### Data for processing ###

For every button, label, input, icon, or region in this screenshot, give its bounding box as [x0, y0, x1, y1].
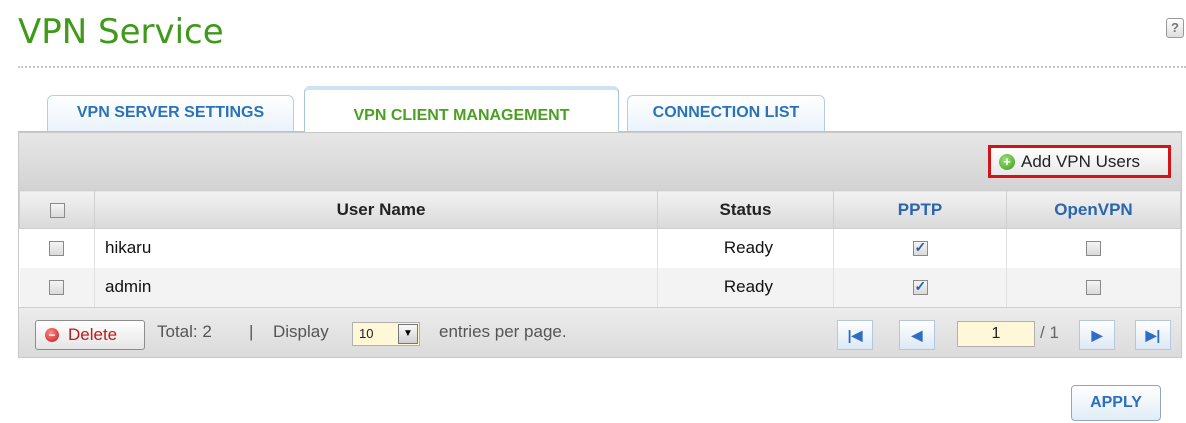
chevron-down-icon[interactable]: ▼	[398, 324, 418, 344]
entries-per-page-value: 10	[359, 326, 374, 341]
pptp-cell	[833, 267, 1007, 307]
openvpn-cell	[1006, 228, 1181, 268]
last-page-icon: ▶|	[1145, 327, 1161, 343]
next-page-button[interactable]: ▶	[1079, 320, 1115, 350]
client-panel: + Add VPN Users User Name Status PPTP Op…	[18, 132, 1182, 358]
display-label: Display	[273, 322, 329, 341]
add-vpn-users-label: Add VPN Users	[1021, 152, 1141, 171]
page-total: / 1	[1040, 323, 1059, 342]
pptp-checkbox[interactable]	[912, 239, 928, 257]
header-user-name[interactable]: User Name	[94, 190, 658, 229]
tab-connection-list[interactable]: CONNECTION LIST	[627, 95, 825, 131]
add-vpn-users-button[interactable]: + Add VPN Users	[988, 145, 1171, 178]
openvpn-checkbox[interactable]	[1086, 280, 1101, 296]
status-cell: Ready	[657, 267, 834, 307]
title-divider	[18, 66, 1186, 68]
pptp-cell	[833, 228, 1007, 268]
total-count: Total: 2	[157, 322, 212, 341]
delete-button[interactable]: − Delete	[35, 320, 145, 350]
header-openvpn: OpenVPN	[1006, 190, 1181, 229]
user-name-cell: hikaru	[94, 228, 658, 268]
pptp-checkbox[interactable]	[912, 278, 928, 296]
last-page-button[interactable]: ▶|	[1135, 320, 1171, 350]
first-page-button[interactable]: |◀	[837, 320, 873, 350]
row-select-cell	[19, 267, 95, 307]
first-page-icon: |◀	[847, 327, 863, 343]
row-select-cell	[19, 228, 95, 268]
select-all-checkbox[interactable]	[49, 202, 65, 218]
status-cell: Ready	[657, 228, 834, 268]
header-pptp: PPTP	[833, 190, 1007, 229]
openvpn-cell	[1006, 267, 1181, 307]
per-page-label: entries per page.	[439, 322, 567, 341]
user-name-cell: admin	[94, 267, 658, 307]
next-page-icon: ▶	[1091, 327, 1103, 343]
row-select-checkbox[interactable]	[49, 241, 65, 257]
entries-per-page-select[interactable]: 10 ▼	[352, 322, 420, 346]
toolbar: + Add VPN Users	[19, 133, 1181, 190]
tab-vpn-client-management[interactable]: VPN CLIENT MANAGEMENT	[304, 86, 619, 132]
delete-label: Delete	[68, 325, 118, 344]
page-title: VPN Service	[18, 12, 224, 52]
openvpn-checkbox[interactable]	[1086, 241, 1101, 257]
apply-button[interactable]: APPLY	[1071, 385, 1161, 421]
page-number-input[interactable]: 1	[957, 321, 1035, 347]
minus-circle-icon: −	[45, 328, 59, 342]
header-status[interactable]: Status	[657, 190, 834, 229]
footer-separator: |	[249, 322, 254, 341]
table-row[interactable]: hikaru Ready	[19, 228, 1181, 268]
table-row[interactable]: admin Ready	[19, 267, 1181, 307]
row-select-checkbox[interactable]	[49, 280, 65, 296]
help-icon[interactable]: ?	[1166, 18, 1184, 38]
select-all-cell	[19, 190, 95, 229]
table-footer: − Delete Total: 2 | Display 10 ▼ entries…	[19, 307, 1181, 357]
table-header-row: User Name Status PPTP OpenVPN	[19, 190, 1181, 229]
prev-page-button[interactable]: ◀	[899, 320, 935, 350]
plus-circle-icon: +	[999, 154, 1015, 170]
users-table: User Name Status PPTP OpenVPN hikaru Rea…	[19, 190, 1181, 307]
prev-page-icon: ◀	[911, 327, 923, 343]
tab-vpn-server-settings[interactable]: VPN SERVER SETTINGS	[47, 95, 294, 131]
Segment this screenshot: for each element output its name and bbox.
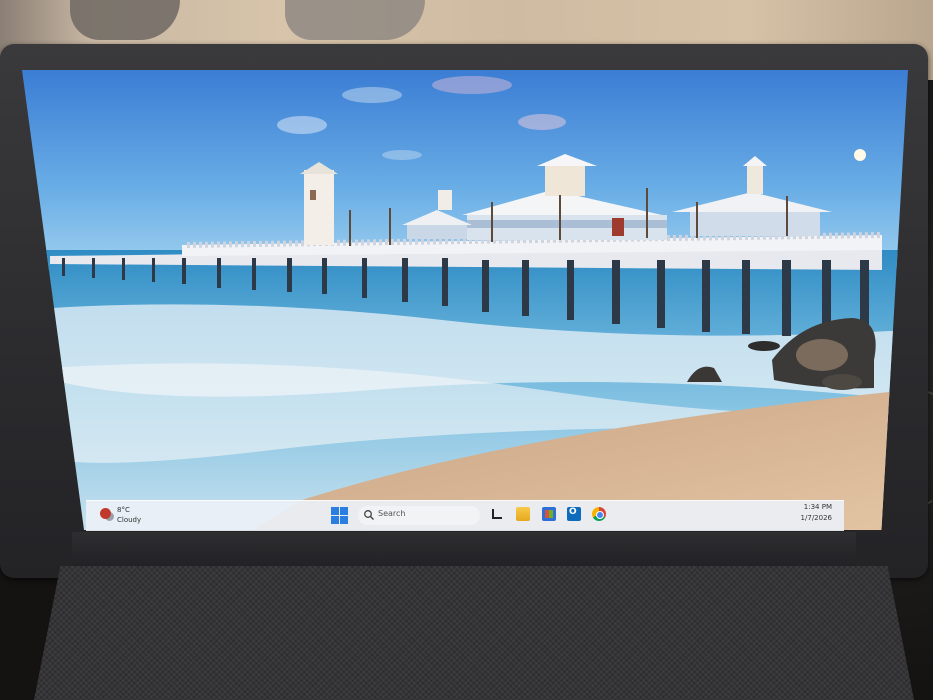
start-logo-tile — [331, 516, 339, 524]
search-label: Search — [378, 509, 406, 518]
start-logo-tile — [331, 507, 339, 515]
weather-condition: Cloudy — [117, 516, 142, 524]
start-logo-tile — [340, 507, 348, 515]
chrome-icon[interactable] — [592, 507, 606, 521]
weather-temperature: 8°C — [117, 506, 130, 514]
clock-date: 1/7/2026 — [800, 514, 832, 522]
fabric-stand-cover — [34, 566, 914, 700]
folder-icon[interactable] — [516, 507, 530, 521]
taskbar: 8°C Cloudy Search 1:34 PM 1/7/2026 — [86, 500, 844, 531]
task-view-icon[interactable] — [490, 507, 504, 521]
weather-widget[interactable]: 8°C Cloudy — [100, 505, 160, 527]
weather-alert-icon — [100, 508, 111, 519]
outlook-icon[interactable] — [567, 507, 581, 521]
monitor-screen — [22, 70, 908, 530]
store-icon[interactable] — [542, 507, 556, 521]
start-logo-tile — [340, 516, 348, 524]
system-clock[interactable]: 1:34 PM 1/7/2026 — [801, 503, 832, 522]
desktop-wallpaper[interactable] — [22, 70, 908, 530]
wall-decoration — [285, 0, 425, 40]
taskbar-search-box[interactable]: Search — [358, 506, 480, 525]
windows-start-icon[interactable] — [331, 507, 348, 524]
clock-time: 1:34 PM — [803, 503, 832, 511]
search-icon — [364, 510, 374, 520]
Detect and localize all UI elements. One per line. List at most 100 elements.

###

Quote all of the records above word for word, leaving out the pictures.

For every button, label, input, icon, or region in this screenshot, give its bounding box as [x0, y0, x1, y1].
chevron-down-icon[interactable]: ▼	[398, 324, 418, 344]
entries-per-page-value: 10	[359, 326, 374, 341]
pptp-cell	[833, 267, 1007, 307]
openvpn-cell	[1006, 228, 1181, 268]
last-page-icon: ▶|	[1145, 327, 1161, 343]
next-page-button[interactable]: ▶	[1079, 320, 1115, 350]
client-panel: + Add VPN Users User Name Status PPTP Op…	[18, 132, 1182, 358]
display-label: Display	[273, 322, 329, 341]
add-vpn-users-label: Add VPN Users	[1021, 152, 1141, 171]
page-total: / 1	[1040, 323, 1059, 342]
pptp-checkbox[interactable]	[912, 239, 928, 257]
header-user-name[interactable]: User Name	[94, 190, 658, 229]
tab-connection-list[interactable]: CONNECTION LIST	[627, 95, 825, 131]
add-vpn-users-button[interactable]: + Add VPN Users	[988, 145, 1171, 178]
openvpn-checkbox[interactable]	[1086, 280, 1101, 296]
status-cell: Ready	[657, 267, 834, 307]
title-divider	[18, 66, 1186, 68]
pptp-cell	[833, 228, 1007, 268]
total-count: Total: 2	[157, 322, 212, 341]
delete-button[interactable]: − Delete	[35, 320, 145, 350]
header-openvpn: OpenVPN	[1006, 190, 1181, 229]
user-name-cell: hikaru	[94, 228, 658, 268]
pptp-checkbox[interactable]	[912, 278, 928, 296]
last-page-button[interactable]: ▶|	[1135, 320, 1171, 350]
first-page-button[interactable]: |◀	[837, 320, 873, 350]
row-select-cell	[19, 267, 95, 307]
first-page-icon: |◀	[847, 327, 863, 343]
row-select-cell	[19, 228, 95, 268]
select-all-checkbox[interactable]	[49, 202, 65, 218]
status-cell: Ready	[657, 228, 834, 268]
header-pptp: PPTP	[833, 190, 1007, 229]
openvpn-cell	[1006, 267, 1181, 307]
per-page-label: entries per page.	[439, 322, 567, 341]
user-name-cell: admin	[94, 267, 658, 307]
next-page-icon: ▶	[1091, 327, 1103, 343]
row-select-checkbox[interactable]	[49, 241, 65, 257]
entries-per-page-select[interactable]: 10 ▼	[352, 322, 420, 346]
toolbar: + Add VPN Users	[19, 133, 1181, 190]
tab-vpn-client-management[interactable]: VPN CLIENT MANAGEMENT	[304, 86, 619, 132]
delete-label: Delete	[68, 325, 118, 344]
page-title: VPN Service	[18, 12, 224, 52]
openvpn-checkbox[interactable]	[1086, 241, 1101, 257]
apply-button[interactable]: APPLY	[1071, 385, 1161, 421]
page-number-input[interactable]: 1	[957, 321, 1035, 347]
minus-circle-icon: −	[45, 328, 59, 342]
header-status[interactable]: Status	[657, 190, 834, 229]
footer-separator: |	[249, 322, 254, 341]
table-row[interactable]: hikaru Ready	[19, 228, 1181, 268]
table-row[interactable]: admin Ready	[19, 267, 1181, 307]
row-select-checkbox[interactable]	[49, 280, 65, 296]
help-icon[interactable]: ?	[1166, 18, 1184, 38]
select-all-cell	[19, 190, 95, 229]
table-footer: − Delete Total: 2 | Display 10 ▼ entries…	[19, 307, 1181, 357]
table-header-row: User Name Status PPTP OpenVPN	[19, 190, 1181, 229]
prev-page-button[interactable]: ◀	[899, 320, 935, 350]
plus-circle-icon: +	[999, 154, 1015, 170]
users-table: User Name Status PPTP OpenVPN hikaru Rea…	[19, 190, 1181, 307]
prev-page-icon: ◀	[911, 327, 923, 343]
tab-vpn-server-settings[interactable]: VPN SERVER SETTINGS	[47, 95, 294, 131]
Segment this screenshot: for each element output its name and bbox.
start-logo-tile — [331, 516, 339, 524]
search-label: Search — [378, 509, 406, 518]
start-logo-tile — [331, 507, 339, 515]
weather-condition: Cloudy — [117, 516, 142, 524]
start-logo-tile — [340, 507, 348, 515]
chrome-icon[interactable] — [592, 507, 606, 521]
weather-temperature: 8°C — [117, 506, 130, 514]
clock-date: 1/7/2026 — [800, 514, 832, 522]
fabric-stand-cover — [34, 566, 914, 700]
folder-icon[interactable] — [516, 507, 530, 521]
taskbar: 8°C Cloudy Search 1:34 PM 1/7/2026 — [86, 500, 844, 531]
task-view-icon[interactable] — [490, 507, 504, 521]
weather-widget[interactable]: 8°C Cloudy — [100, 505, 160, 527]
weather-alert-icon — [100, 508, 111, 519]
outlook-icon[interactable] — [567, 507, 581, 521]
monitor-screen — [22, 70, 908, 530]
store-icon[interactable] — [542, 507, 556, 521]
start-logo-tile — [340, 516, 348, 524]
system-clock[interactable]: 1:34 PM 1/7/2026 — [801, 503, 832, 522]
desktop-wallpaper[interactable] — [22, 70, 908, 530]
wall-decoration — [285, 0, 425, 40]
taskbar-search-box[interactable]: Search — [358, 506, 480, 525]
windows-start-icon[interactable] — [331, 507, 348, 524]
clock-time: 1:34 PM — [803, 503, 832, 511]
search-icon — [364, 510, 374, 520]
Detect and localize all UI elements. One per line. List at most 100 elements.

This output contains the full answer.